** start **

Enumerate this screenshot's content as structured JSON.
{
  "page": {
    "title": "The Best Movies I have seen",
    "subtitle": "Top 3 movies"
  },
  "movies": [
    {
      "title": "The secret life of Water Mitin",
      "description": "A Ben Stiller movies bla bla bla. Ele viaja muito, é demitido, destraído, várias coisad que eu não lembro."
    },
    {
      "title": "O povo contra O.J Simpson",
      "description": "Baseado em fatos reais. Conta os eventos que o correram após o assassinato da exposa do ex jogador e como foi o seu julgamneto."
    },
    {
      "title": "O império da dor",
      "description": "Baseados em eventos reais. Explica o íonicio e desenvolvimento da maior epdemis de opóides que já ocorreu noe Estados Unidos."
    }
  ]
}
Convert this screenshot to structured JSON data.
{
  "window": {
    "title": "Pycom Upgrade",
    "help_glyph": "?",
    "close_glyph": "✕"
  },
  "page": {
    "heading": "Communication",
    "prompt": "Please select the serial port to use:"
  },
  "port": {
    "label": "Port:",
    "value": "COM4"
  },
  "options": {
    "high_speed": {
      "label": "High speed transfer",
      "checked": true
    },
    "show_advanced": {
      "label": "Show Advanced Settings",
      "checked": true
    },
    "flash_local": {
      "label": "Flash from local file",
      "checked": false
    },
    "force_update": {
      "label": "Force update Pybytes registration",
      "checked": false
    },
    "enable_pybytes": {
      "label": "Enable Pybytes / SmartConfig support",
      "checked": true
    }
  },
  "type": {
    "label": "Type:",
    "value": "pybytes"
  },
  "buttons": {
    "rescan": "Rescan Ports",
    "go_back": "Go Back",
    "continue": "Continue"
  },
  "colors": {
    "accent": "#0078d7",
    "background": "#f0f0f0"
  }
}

** end **
** start **

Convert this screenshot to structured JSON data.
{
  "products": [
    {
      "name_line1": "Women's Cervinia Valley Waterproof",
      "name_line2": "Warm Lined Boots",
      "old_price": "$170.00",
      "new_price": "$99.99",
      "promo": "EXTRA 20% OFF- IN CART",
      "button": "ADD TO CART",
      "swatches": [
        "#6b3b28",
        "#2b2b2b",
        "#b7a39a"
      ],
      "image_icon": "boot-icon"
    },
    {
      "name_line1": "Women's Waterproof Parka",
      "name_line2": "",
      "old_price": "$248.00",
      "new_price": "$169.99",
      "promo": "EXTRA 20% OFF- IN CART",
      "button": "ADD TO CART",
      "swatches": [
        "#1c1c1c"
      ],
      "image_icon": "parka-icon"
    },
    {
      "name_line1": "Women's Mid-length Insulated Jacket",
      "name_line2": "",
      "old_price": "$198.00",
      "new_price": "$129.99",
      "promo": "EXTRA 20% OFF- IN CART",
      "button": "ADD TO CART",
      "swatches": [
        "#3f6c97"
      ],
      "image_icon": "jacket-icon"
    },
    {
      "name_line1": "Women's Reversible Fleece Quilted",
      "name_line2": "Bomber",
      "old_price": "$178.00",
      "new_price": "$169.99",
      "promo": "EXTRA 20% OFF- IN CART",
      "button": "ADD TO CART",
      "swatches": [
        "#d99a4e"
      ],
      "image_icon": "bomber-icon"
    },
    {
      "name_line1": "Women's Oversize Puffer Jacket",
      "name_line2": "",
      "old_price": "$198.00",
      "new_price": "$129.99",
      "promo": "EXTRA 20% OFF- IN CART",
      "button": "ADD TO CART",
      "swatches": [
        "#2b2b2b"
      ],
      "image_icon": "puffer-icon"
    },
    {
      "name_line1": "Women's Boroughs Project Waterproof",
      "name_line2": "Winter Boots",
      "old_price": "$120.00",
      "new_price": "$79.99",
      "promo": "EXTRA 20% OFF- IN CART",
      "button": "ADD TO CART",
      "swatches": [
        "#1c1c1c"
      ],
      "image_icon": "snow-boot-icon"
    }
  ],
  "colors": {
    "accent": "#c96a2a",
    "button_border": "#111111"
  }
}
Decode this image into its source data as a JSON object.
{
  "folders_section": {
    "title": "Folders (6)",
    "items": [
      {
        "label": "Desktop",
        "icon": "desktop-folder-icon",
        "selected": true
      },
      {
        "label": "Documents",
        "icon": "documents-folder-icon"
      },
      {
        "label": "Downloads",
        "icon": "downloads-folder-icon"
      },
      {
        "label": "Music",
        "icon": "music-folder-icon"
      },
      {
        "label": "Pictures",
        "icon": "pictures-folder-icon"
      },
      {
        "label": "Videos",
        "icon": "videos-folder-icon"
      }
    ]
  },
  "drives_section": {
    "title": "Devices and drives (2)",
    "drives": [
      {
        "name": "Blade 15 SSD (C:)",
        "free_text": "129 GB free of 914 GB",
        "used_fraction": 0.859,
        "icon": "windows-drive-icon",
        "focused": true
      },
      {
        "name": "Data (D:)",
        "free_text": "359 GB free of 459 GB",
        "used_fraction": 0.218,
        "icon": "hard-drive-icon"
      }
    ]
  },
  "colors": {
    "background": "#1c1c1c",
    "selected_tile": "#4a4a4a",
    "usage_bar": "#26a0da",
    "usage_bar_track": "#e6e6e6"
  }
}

** end **

__Job__. Reproduce every line of the listing above in which the string "this" appears.

__Written solution__.
Enumerate this screenshot's content as structured JSON.
Convert this screenshot to structured JSON data.
Convert this screenshot to structured JSON data.
Decode this image into its source data as a JSON object.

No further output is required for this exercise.